SELECTION →
As of January 28, 2011 and January 29, 2010, the Company had investments in trading securities of
$8.3 million and $8.8 million, respectively, $2.2 million and $1.6 million of which were classified as
Prepaid expenses and other current assets, respectively, and $6.1 million and $7.2 million of which were
classified as Other assets, net, respectively, in the consolidated balance sheets. Historical cost
information pertaining to these investments in mutual funds by participants in the Company’s
supplemental retirement and compensation deferral plans is not readily available to the Company.
During 2008, the Company’s South Carolina-based wholly owned captive insurance subsidiary,
Ashley River Insurance Company (‘‘ARIC’’), had investments in various debt securities. These
investments were held pursuant to South Carolina regulatory requirements to maintain certain asset
balances related to ARIC’s liability and equity balances, which could have limited the Company’s ability
to use these assets for general corporate purposes. In May 2008, the state of South Carolina made
certain changes to these regulations, which in turn changed the Company’s investment requirements. As
a result, the Company reclassified certain investments held by ARIC from held-to-maturity to
available-for-sale, and ARIC subsequently liquidated certain investments totaling $48.6 million during
2008.

EXTRACTED ENTRIES →
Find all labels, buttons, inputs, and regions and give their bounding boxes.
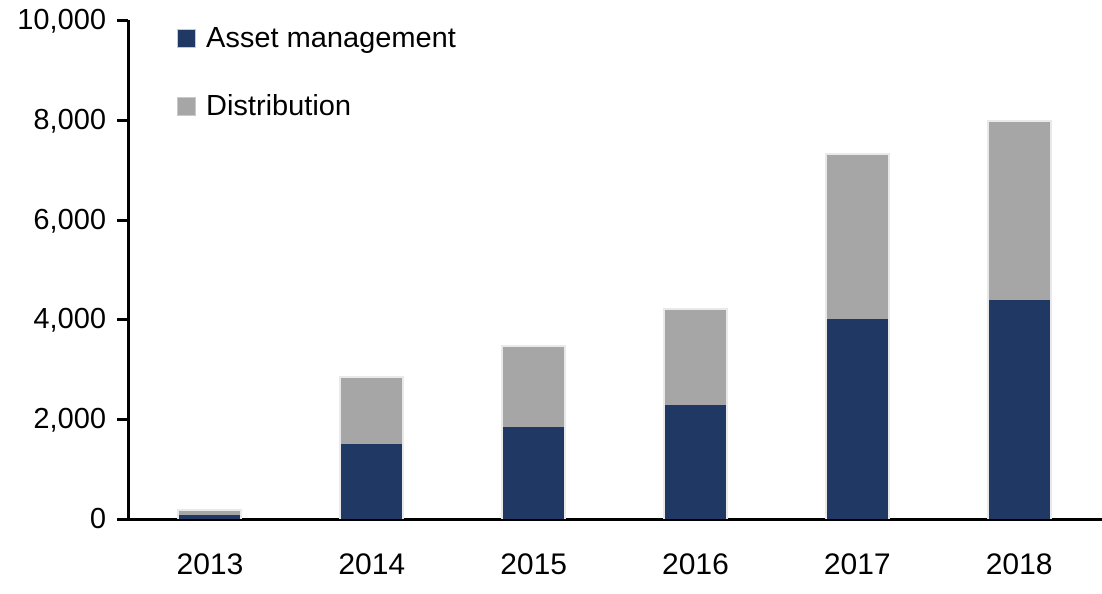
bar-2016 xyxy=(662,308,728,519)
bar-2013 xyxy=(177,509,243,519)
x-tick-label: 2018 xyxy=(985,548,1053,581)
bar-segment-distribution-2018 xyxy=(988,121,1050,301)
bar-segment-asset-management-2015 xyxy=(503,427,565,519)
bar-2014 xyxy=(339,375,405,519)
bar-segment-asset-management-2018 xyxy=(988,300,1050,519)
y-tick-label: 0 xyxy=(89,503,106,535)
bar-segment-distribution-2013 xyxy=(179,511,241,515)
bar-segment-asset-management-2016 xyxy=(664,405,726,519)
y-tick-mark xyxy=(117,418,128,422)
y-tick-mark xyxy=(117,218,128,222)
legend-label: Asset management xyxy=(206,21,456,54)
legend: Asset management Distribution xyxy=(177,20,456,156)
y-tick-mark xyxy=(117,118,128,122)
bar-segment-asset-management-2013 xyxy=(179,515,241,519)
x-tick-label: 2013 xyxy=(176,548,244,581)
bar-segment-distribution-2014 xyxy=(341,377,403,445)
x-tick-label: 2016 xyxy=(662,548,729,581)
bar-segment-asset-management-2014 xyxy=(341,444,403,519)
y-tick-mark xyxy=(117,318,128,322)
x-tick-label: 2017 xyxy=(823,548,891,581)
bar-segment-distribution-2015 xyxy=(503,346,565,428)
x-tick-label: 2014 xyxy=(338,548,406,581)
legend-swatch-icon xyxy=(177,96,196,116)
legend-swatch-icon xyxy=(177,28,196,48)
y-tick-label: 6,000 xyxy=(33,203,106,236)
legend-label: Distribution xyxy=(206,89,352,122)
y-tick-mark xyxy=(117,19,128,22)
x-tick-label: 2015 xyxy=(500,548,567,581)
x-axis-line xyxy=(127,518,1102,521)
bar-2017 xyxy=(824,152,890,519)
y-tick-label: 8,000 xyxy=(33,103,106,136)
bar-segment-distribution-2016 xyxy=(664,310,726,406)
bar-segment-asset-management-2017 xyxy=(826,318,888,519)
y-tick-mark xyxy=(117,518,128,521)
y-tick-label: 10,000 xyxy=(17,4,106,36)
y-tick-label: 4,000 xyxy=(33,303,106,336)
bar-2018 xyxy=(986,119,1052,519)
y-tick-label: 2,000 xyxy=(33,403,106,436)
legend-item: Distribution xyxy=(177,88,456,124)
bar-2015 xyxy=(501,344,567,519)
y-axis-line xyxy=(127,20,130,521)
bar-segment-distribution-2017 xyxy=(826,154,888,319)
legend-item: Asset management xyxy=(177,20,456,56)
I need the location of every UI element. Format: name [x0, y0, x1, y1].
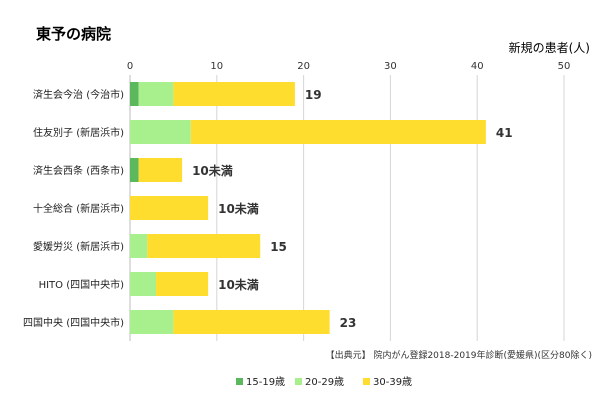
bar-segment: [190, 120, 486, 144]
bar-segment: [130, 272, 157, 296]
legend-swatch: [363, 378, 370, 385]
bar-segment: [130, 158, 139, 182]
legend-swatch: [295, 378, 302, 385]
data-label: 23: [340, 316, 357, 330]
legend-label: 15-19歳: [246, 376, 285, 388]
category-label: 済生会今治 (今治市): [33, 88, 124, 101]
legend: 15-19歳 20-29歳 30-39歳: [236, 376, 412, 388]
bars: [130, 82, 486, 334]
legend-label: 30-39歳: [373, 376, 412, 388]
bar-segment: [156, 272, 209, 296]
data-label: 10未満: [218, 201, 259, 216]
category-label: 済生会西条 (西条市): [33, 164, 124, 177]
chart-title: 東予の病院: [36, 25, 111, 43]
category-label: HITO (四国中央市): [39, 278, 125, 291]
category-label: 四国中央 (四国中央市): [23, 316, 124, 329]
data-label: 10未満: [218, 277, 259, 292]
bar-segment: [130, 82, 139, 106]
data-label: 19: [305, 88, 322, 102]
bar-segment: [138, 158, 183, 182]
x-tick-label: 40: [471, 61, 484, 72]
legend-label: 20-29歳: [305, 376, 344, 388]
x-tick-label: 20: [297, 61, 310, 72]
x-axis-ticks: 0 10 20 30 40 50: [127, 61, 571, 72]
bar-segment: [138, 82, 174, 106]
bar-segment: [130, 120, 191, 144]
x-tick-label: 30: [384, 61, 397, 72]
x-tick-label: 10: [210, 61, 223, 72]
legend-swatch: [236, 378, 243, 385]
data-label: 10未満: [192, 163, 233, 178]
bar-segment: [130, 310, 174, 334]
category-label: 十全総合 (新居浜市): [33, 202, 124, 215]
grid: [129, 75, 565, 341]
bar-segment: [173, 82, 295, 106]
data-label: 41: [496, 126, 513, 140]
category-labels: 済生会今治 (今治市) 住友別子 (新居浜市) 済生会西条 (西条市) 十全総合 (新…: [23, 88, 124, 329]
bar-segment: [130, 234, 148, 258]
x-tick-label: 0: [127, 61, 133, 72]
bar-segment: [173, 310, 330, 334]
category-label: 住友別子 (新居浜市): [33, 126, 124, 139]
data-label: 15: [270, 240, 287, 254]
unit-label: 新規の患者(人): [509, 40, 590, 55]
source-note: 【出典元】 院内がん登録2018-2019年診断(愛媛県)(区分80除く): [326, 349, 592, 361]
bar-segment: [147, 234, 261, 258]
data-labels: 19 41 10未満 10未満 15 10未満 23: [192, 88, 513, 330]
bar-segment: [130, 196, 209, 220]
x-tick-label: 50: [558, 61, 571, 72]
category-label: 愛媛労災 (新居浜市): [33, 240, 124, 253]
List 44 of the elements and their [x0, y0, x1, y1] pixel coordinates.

YOUR TASKS →
1 – In the investments passage, what is the name of the Company's captive insurance subsidiary based in South Carolina?
2 – Copy the investments passage word for word from "As of January" to "to the Company.".

TASK RESPONSES →
1 – Ashley River Insurance Company (ARIC)

2 –
As of January 28, 2011 and January 29, 2010, the Company had investments in trading securities of
$8.3 million and $8.8 million, respectively, $2.2 million and $1.6 million of which were classified as
Prepaid expenses and other current assets, respectively, and $6.1 million and $7.2 million of which were
classified as Other assets, net, respectively, in the consolidated balance sheets. Historical cost
information pertaining to these investments in mutual funds by participants in the Company’s
supplemental retirement and compensation deferral plans is not readily available to the Company.